#### [Provided material]
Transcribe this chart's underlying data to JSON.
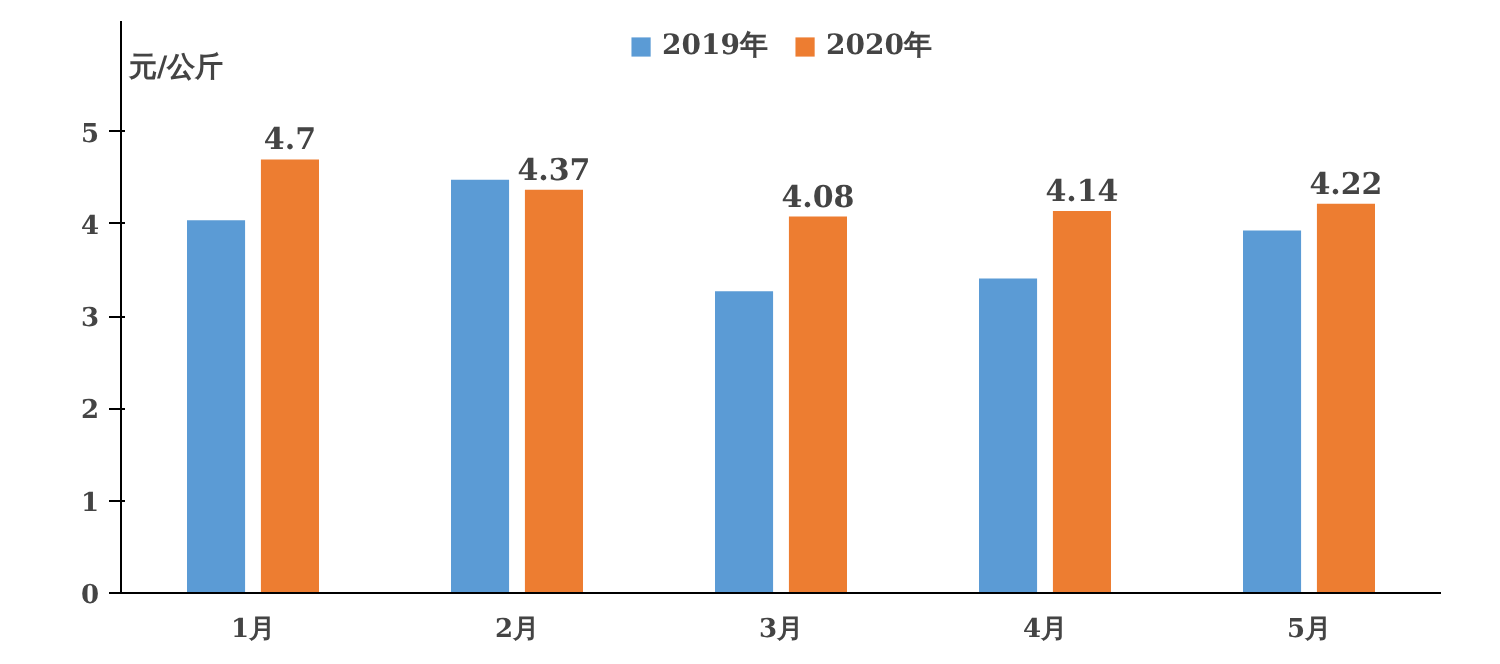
{
  "chart_data": {
    "type": "bar",
    "ylabel": "元/公斤",
    "categories": [
      "1月",
      "2月",
      "3月",
      "4月",
      "5月"
    ],
    "series": [
      {
        "name": "2019年",
        "color": "#5b9bd5",
        "values": [
          4.04,
          4.48,
          3.27,
          3.41,
          3.93
        ]
      },
      {
        "name": "2020年",
        "color": "#ed7d31",
        "values": [
          4.7,
          4.37,
          4.08,
          4.14,
          4.22
        ],
        "value_labels": [
          "4.7",
          "4.37",
          "4.08",
          "4.14",
          "4.22"
        ]
      }
    ],
    "ylim": [
      0,
      6.2
    ],
    "yticks": [
      0,
      1,
      2,
      3,
      4,
      5
    ],
    "grid": false,
    "legend": "top"
  }
}
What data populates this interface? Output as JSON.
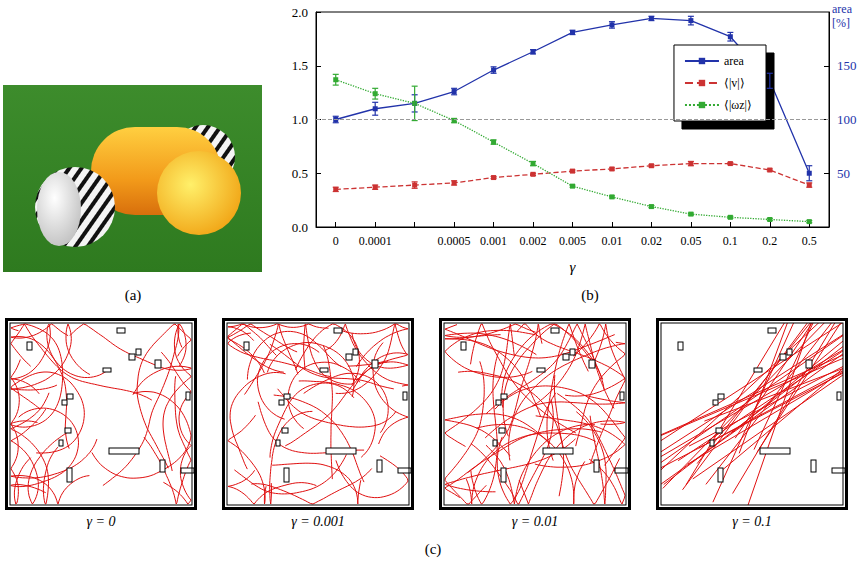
{
  "figure": {
    "panel_labels": [
      "(a)",
      "(b)",
      "(c)"
    ],
    "panel_c_captions": [
      "γ = 0",
      "γ = 0.001",
      "γ = 0.01",
      "γ = 0.1"
    ]
  },
  "chart_data": {
    "type": "line",
    "x_label": "γ",
    "y2_label": "area [%]",
    "categories": [
      "0",
      "0.0001",
      null,
      "0.0005",
      "0.001",
      "0.002",
      "0.005",
      "0.01",
      "0.02",
      "0.05",
      "0.1",
      "0.2",
      "0.5"
    ],
    "ylim": [
      0,
      2
    ],
    "yticks": [
      {
        "value": 0,
        "label": "0.0"
      },
      {
        "value": 0.5,
        "label": "0.5"
      },
      {
        "value": 1,
        "label": "1.0"
      },
      {
        "value": 1.5,
        "label": "1.5"
      },
      {
        "value": 2,
        "label": "2.0"
      }
    ],
    "y2lim": [
      0,
      200
    ],
    "y2ticks": [
      50,
      100,
      150
    ],
    "grid": false,
    "legend": "upper right",
    "reference_line": 1,
    "series": [
      {
        "name": "area",
        "color": "#2233aa",
        "line_style": "solid",
        "marker": "square",
        "axis": "y2",
        "values": [
          100,
          110,
          115,
          126,
          146,
          163,
          181,
          188,
          194,
          192,
          177,
          136,
          50
        ],
        "errors": [
          3,
          6,
          8,
          3,
          3,
          2,
          2,
          3,
          2,
          4,
          4,
          7,
          7
        ]
      },
      {
        "name": "⟨|v|⟩",
        "color": "#cc3333",
        "line_style": "dashed",
        "marker": "square",
        "values": [
          0.35,
          0.37,
          0.39,
          0.41,
          0.46,
          0.49,
          0.52,
          0.54,
          0.57,
          0.59,
          0.59,
          0.53,
          0.39
        ],
        "errors": [
          0.02,
          0.02,
          0.03,
          0.02,
          0.01,
          0.01,
          0.01,
          0.01,
          0.01,
          0.02,
          0.01,
          0.01,
          0.02
        ]
      },
      {
        "name": "⟨|ωz|⟩",
        "color": "#33aa33",
        "line_style": "dotted",
        "marker": "square",
        "values": [
          1.37,
          1.24,
          1.15,
          0.99,
          0.79,
          0.59,
          0.38,
          0.28,
          0.19,
          0.12,
          0.09,
          0.07,
          0.05
        ],
        "errors": [
          0.05,
          0.05,
          0.16,
          0.02,
          0.02,
          0.02,
          0.01,
          0.01,
          0.01,
          0.01,
          0.01,
          0.01,
          0.01
        ]
      }
    ]
  }
}
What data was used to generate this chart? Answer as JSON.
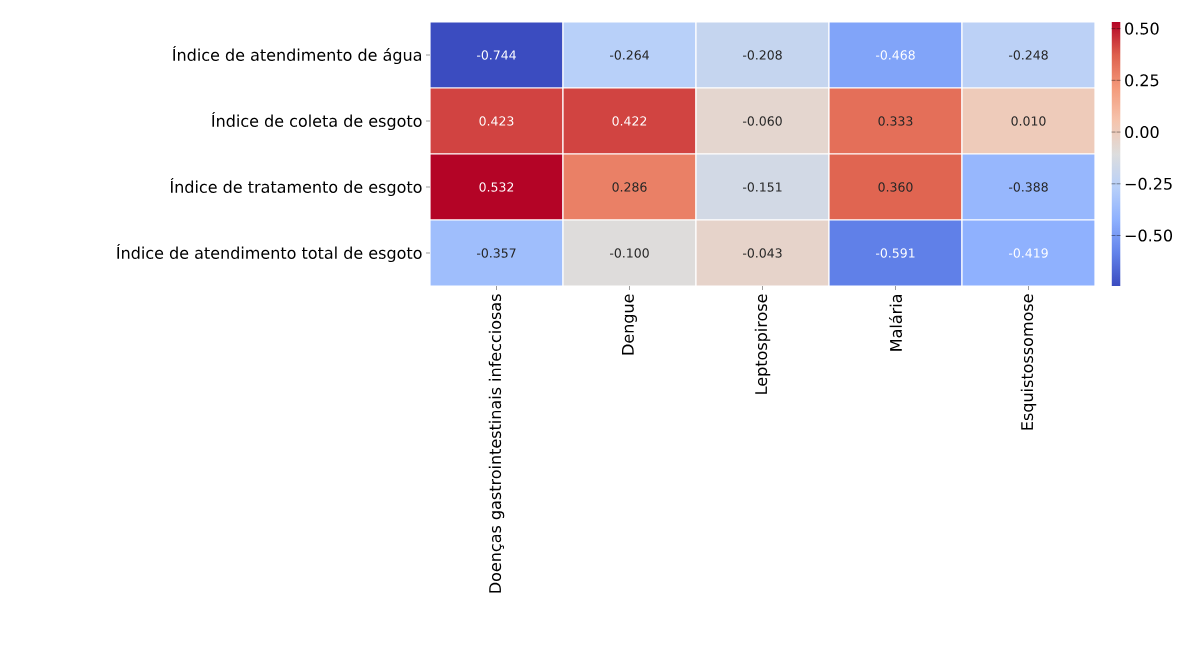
{
  "chart_data": {
    "type": "heatmap",
    "categories": [
      "Doenças gastrointestinais infecciosas",
      "Dengue",
      "Leptospirose",
      "Malária",
      "Esquistossomose"
    ],
    "y_categories": [
      "Índice de atendimento de água",
      "Índice de coleta de esgoto",
      "Índice de tratamento de esgoto",
      "Índice de atendimento total de esgoto"
    ],
    "cells": [
      [
        -0.744,
        -0.264,
        -0.208,
        -0.468,
        -0.248
      ],
      [
        0.423,
        0.422,
        -0.06,
        0.333,
        0.01
      ],
      [
        0.532,
        0.286,
        -0.151,
        0.36,
        -0.388
      ],
      [
        -0.357,
        -0.1,
        -0.043,
        -0.591,
        -0.419
      ]
    ],
    "cell_labels": [
      [
        "-0.744",
        "-0.264",
        "-0.208",
        "-0.468",
        "-0.248"
      ],
      [
        "0.423",
        "0.422",
        "-0.060",
        "0.333",
        "0.010"
      ],
      [
        "0.532",
        "0.286",
        "-0.151",
        "0.360",
        "-0.388"
      ],
      [
        "-0.357",
        "-0.100",
        "-0.043",
        "-0.591",
        "-0.419"
      ]
    ],
    "clim": [
      -0.744,
      0.532
    ],
    "cticks": [
      {
        "value": -0.5,
        "label": "−0.50"
      },
      {
        "value": -0.25,
        "label": "−0.25"
      },
      {
        "value": 0,
        "label": "0.00"
      },
      {
        "value": 0.25,
        "label": "0.25"
      },
      {
        "value": 0.5,
        "label": "0.50"
      }
    ]
  }
}
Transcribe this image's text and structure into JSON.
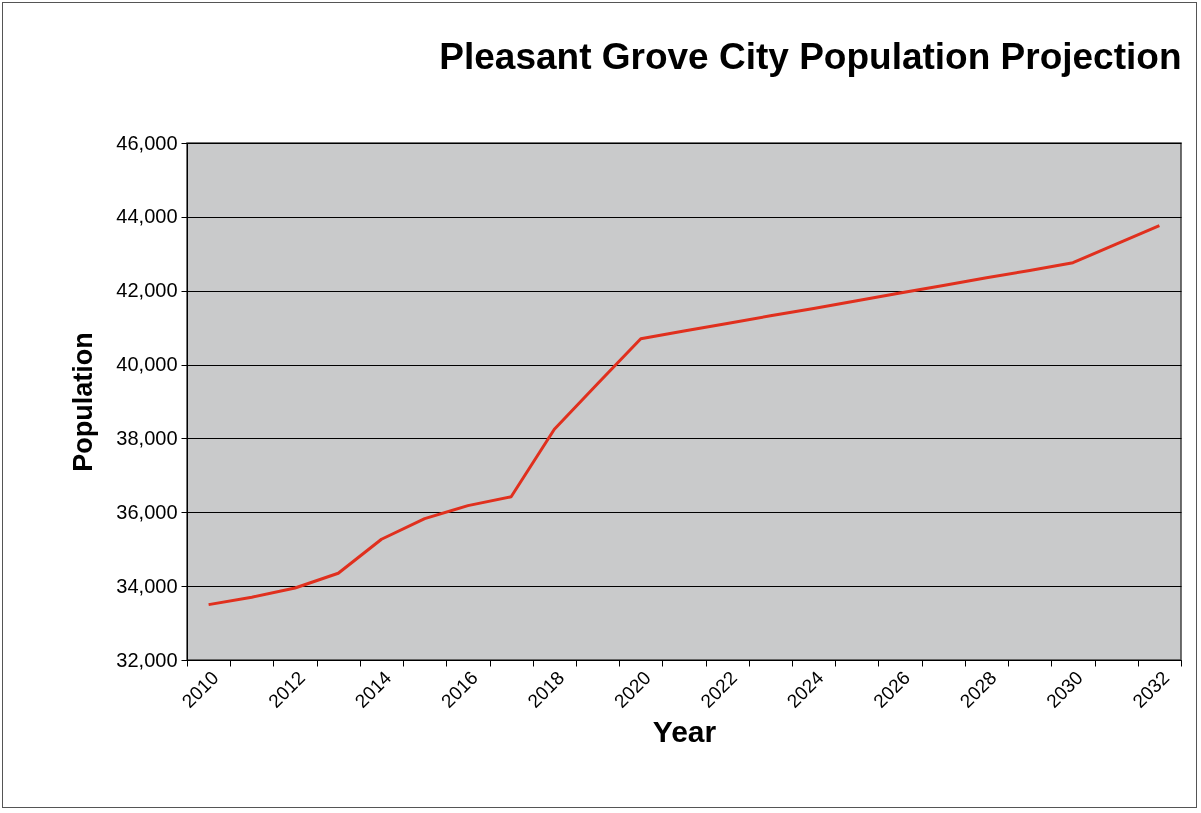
{
  "chart_data": {
    "type": "line",
    "title": "Pleasant Grove City Population Projection",
    "xlabel": "Year",
    "ylabel": "Population",
    "categories": [
      "2010",
      null,
      "2012",
      null,
      "2014",
      null,
      "2016",
      null,
      "2018",
      null,
      "2020",
      null,
      "2022",
      null,
      "2024",
      null,
      "2026",
      null,
      "2028",
      null,
      "2030",
      null,
      "2032"
    ],
    "series": [
      {
        "color": "#e0301e",
        "values": [
          33500,
          33700,
          33950,
          34350,
          35270,
          35830,
          36180,
          36420,
          38250,
          39480,
          40700,
          40910,
          41110,
          41320,
          41520,
          41730,
          41940,
          42140,
          42350,
          42550,
          42760,
          43260,
          43760
        ]
      }
    ],
    "ylim": [
      32000,
      46000
    ],
    "yticks": [
      {
        "value": 32000,
        "label": "32,000"
      },
      {
        "value": 34000,
        "label": "34,000"
      },
      {
        "value": 36000,
        "label": "36,000"
      },
      {
        "value": 38000,
        "label": "38,000"
      },
      {
        "value": 40000,
        "label": "40,000"
      },
      {
        "value": 42000,
        "label": "42,000"
      },
      {
        "value": 44000,
        "label": "44,000"
      },
      {
        "value": 46000,
        "label": "46,000"
      }
    ],
    "grid": "y"
  }
}
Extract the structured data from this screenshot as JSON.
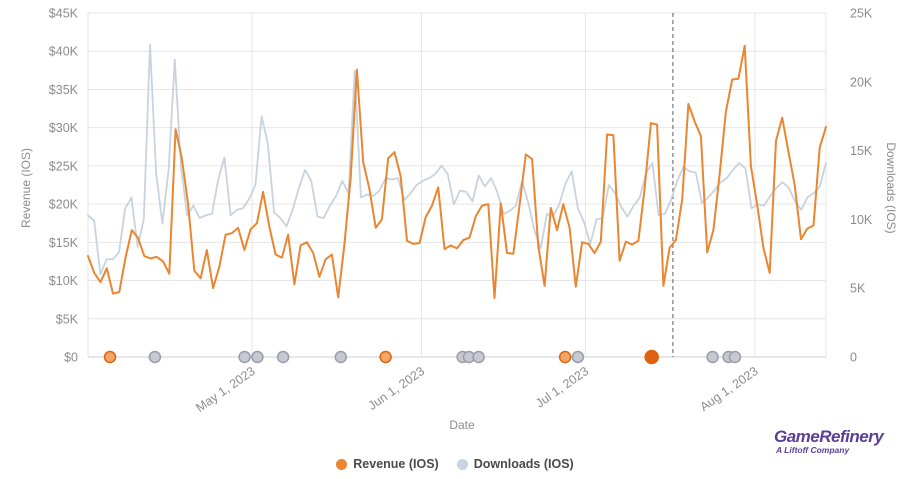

#### [What is asked]
Search the preceding listing for the word "color" and pull out every line that holds it.

#### [Output of the task]
        "color": "#5b9bd5",
        "color": "#ed7d31",
        "color": "#2233aa",
        "color": "#cc3333",
        "color": "#33aa33",
        "color": "#e0301e",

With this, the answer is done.